◆ Task directions
Look below for the line with "Decode this image", and from there restate every line word for word until the entries end.

◆ Part of a data file
┌──

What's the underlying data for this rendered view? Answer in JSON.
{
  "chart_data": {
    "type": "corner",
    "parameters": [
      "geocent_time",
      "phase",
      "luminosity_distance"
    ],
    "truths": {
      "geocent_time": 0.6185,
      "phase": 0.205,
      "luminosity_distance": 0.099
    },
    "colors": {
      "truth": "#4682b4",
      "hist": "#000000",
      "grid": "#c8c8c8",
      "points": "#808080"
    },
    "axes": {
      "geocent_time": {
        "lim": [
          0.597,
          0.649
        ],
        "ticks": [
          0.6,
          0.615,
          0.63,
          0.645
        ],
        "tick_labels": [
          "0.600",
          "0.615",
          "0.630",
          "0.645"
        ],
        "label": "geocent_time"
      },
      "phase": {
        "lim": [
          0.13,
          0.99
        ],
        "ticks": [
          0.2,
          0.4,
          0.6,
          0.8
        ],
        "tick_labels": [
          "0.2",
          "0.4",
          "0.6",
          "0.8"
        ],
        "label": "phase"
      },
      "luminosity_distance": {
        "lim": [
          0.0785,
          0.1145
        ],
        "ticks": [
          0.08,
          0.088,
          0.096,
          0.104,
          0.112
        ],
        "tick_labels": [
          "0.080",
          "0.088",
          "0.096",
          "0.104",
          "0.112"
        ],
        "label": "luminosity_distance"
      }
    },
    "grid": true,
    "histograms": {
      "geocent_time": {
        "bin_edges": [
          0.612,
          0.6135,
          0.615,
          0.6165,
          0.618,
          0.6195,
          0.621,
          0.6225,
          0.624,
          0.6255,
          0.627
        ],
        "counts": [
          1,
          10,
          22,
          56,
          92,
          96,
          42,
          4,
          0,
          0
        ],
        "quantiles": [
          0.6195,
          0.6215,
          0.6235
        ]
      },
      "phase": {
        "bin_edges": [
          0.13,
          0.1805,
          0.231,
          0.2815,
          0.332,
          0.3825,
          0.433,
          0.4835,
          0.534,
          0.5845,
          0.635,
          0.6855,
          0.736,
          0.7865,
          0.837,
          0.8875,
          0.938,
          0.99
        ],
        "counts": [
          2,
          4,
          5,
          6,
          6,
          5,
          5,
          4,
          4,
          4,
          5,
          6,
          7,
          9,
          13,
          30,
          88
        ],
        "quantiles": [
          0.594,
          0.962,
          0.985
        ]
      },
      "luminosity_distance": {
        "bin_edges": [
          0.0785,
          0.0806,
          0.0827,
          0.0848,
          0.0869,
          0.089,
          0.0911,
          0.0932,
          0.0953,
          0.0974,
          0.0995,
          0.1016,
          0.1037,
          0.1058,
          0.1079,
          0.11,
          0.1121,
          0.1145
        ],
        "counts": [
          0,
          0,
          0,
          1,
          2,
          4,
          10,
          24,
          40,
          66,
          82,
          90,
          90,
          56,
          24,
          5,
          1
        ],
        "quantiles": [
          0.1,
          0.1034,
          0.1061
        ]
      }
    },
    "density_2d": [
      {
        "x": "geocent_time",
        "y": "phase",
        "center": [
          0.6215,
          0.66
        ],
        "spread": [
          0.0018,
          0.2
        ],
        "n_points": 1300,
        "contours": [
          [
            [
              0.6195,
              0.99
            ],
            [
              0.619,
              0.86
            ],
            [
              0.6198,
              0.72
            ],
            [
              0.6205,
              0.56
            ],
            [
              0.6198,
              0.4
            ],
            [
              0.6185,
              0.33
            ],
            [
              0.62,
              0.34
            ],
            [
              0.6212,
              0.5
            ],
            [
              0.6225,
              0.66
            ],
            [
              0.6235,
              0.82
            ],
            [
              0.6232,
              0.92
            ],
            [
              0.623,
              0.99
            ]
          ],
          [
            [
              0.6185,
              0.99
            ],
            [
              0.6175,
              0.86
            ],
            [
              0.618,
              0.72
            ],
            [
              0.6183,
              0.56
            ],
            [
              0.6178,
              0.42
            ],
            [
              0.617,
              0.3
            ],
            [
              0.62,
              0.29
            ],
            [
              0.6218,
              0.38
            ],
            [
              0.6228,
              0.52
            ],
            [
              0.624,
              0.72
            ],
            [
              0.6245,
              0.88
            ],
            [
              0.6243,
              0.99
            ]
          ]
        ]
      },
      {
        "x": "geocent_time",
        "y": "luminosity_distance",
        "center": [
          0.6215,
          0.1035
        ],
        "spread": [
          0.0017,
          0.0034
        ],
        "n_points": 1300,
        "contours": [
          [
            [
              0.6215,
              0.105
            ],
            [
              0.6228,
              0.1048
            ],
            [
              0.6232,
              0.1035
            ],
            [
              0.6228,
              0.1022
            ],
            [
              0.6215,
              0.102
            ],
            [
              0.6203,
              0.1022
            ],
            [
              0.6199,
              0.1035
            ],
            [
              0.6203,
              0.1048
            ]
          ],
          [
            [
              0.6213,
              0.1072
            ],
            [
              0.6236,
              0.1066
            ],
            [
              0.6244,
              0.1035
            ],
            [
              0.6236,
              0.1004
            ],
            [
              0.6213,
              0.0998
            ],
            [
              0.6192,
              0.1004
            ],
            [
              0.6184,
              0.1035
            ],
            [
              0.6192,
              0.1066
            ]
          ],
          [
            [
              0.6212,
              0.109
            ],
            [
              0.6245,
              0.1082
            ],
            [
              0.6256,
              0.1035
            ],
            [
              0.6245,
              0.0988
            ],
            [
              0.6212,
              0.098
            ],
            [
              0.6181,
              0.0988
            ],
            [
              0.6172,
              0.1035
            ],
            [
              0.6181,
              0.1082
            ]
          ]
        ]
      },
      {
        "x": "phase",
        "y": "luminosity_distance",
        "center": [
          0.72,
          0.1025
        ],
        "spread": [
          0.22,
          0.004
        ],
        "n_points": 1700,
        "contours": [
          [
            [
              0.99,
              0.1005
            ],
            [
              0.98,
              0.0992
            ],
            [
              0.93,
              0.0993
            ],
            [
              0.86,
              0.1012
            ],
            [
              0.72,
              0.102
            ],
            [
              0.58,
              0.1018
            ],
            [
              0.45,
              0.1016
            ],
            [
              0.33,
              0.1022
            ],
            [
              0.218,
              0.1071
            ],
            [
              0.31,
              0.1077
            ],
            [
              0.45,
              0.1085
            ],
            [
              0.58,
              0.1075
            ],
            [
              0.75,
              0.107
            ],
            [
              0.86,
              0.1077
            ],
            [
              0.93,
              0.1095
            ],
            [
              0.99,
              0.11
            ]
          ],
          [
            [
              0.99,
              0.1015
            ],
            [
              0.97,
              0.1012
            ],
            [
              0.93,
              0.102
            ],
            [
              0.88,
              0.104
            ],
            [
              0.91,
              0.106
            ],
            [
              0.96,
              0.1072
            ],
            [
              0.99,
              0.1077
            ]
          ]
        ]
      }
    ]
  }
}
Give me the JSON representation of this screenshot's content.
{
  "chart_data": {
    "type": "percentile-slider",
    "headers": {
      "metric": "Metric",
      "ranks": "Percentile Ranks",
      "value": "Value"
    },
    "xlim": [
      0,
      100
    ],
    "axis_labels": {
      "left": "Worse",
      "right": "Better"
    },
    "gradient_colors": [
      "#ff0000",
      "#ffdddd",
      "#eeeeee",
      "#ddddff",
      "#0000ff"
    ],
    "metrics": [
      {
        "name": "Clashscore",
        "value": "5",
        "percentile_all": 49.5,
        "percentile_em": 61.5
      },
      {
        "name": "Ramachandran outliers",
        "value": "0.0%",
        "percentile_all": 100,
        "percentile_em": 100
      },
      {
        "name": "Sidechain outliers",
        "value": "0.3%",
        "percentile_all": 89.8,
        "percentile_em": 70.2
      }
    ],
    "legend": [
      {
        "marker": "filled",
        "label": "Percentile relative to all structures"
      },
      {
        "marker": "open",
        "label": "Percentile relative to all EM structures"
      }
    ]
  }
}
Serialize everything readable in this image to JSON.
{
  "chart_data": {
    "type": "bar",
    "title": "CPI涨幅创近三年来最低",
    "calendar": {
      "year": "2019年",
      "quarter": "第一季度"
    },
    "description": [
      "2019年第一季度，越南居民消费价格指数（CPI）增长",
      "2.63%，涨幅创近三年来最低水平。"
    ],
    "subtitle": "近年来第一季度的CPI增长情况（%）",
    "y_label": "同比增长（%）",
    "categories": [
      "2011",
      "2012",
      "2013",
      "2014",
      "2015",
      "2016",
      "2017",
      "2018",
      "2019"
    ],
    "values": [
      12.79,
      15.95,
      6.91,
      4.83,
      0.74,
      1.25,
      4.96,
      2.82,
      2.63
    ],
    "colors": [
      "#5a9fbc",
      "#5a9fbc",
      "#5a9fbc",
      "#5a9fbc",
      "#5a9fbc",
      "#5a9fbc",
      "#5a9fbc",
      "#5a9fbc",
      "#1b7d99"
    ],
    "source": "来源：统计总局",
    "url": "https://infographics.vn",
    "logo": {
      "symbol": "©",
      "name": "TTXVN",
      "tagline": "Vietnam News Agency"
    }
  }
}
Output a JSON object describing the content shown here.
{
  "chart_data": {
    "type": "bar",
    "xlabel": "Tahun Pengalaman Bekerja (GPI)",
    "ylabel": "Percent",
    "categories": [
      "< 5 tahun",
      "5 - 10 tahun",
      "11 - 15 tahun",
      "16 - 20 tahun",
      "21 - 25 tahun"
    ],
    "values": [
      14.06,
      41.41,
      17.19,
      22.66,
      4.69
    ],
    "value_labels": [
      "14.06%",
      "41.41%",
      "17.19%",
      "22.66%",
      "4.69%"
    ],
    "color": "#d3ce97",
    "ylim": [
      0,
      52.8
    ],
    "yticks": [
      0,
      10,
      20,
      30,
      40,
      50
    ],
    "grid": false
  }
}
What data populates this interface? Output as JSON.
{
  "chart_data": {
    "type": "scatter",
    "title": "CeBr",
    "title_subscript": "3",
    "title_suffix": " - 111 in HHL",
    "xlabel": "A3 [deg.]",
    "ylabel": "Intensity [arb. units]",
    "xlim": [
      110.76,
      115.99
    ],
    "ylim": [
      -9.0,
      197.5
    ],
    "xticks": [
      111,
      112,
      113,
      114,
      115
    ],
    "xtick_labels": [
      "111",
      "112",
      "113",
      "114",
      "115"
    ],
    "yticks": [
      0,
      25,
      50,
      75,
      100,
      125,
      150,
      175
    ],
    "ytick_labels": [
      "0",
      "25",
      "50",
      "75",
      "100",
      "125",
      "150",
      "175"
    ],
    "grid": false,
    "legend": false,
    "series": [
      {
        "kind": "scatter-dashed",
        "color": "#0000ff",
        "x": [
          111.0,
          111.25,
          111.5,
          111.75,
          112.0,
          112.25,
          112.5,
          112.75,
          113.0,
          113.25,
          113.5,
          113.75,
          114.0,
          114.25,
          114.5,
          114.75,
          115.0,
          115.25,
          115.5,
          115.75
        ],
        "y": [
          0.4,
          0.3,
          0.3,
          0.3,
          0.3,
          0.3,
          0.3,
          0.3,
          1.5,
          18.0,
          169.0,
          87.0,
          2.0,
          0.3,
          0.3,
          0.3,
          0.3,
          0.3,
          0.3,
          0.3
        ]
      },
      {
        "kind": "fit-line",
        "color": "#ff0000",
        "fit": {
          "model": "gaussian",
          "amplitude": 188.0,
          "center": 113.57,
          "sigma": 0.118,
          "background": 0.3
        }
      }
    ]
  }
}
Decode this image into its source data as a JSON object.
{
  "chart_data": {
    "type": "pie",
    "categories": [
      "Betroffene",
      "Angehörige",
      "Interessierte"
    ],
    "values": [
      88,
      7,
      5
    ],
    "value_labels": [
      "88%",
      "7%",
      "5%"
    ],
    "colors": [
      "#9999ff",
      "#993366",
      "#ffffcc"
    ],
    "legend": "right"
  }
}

└──

◆ Task output
Decode this image into its source data as a JSON object.
{
  "chart_data": {
    "type": "pie",
    "categories": [
      "Betroffene",
      "Angehörige",
      "Interessierte"
    ],
    "values": [
      88,
      7,
      5
    ],
    "value_labels": [
      "88%",
      "7%",
      "5%"
    ],
    "colors": [
      "#9999ff",
      "#993366",
      "#ffffcc"
    ],
    "legend": "right"
  }
}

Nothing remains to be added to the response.